━━━ Records for this task ━━━
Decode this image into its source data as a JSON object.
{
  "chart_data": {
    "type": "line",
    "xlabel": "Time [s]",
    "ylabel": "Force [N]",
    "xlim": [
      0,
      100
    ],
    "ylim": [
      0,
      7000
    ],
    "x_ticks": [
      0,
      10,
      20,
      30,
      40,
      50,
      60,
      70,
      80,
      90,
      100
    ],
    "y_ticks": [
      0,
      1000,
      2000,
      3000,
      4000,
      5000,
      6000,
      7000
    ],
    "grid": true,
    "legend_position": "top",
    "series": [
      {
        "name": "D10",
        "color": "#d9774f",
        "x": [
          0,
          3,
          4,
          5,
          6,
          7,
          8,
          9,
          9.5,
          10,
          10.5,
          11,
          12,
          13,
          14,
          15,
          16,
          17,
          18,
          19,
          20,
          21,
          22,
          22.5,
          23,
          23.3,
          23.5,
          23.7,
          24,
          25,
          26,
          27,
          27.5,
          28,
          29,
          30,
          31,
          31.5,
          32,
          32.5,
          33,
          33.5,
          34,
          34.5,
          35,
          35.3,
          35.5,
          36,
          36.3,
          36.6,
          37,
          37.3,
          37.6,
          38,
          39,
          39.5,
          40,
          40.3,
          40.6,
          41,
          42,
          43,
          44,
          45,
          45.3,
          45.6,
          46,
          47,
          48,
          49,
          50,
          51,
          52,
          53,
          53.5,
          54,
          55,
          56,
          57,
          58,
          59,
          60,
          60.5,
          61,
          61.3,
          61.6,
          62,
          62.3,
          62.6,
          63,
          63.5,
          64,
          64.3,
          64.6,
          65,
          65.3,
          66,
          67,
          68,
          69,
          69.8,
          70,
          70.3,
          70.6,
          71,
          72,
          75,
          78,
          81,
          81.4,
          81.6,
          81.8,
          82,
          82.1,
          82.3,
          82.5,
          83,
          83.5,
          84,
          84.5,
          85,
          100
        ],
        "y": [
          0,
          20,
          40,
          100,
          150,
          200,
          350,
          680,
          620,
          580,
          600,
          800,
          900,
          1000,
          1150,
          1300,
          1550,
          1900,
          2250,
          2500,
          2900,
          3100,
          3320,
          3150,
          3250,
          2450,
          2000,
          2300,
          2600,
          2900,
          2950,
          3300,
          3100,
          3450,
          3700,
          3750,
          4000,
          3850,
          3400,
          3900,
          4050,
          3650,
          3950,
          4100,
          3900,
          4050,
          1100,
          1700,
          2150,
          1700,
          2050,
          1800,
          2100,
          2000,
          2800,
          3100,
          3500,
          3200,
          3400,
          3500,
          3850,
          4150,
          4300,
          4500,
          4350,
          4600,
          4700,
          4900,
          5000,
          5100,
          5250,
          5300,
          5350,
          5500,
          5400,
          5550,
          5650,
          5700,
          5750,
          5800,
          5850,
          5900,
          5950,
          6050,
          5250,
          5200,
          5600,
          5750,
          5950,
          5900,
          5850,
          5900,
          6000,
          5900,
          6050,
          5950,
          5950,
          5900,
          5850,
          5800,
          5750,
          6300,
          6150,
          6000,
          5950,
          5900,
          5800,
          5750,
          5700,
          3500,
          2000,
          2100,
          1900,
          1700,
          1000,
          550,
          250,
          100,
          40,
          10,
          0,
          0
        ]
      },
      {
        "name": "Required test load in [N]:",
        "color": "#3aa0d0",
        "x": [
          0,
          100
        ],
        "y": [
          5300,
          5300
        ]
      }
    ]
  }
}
━━━
Using the records above, copy each line that contains "name".

        "name": "D10",
        "name": "Required test load in [N]:",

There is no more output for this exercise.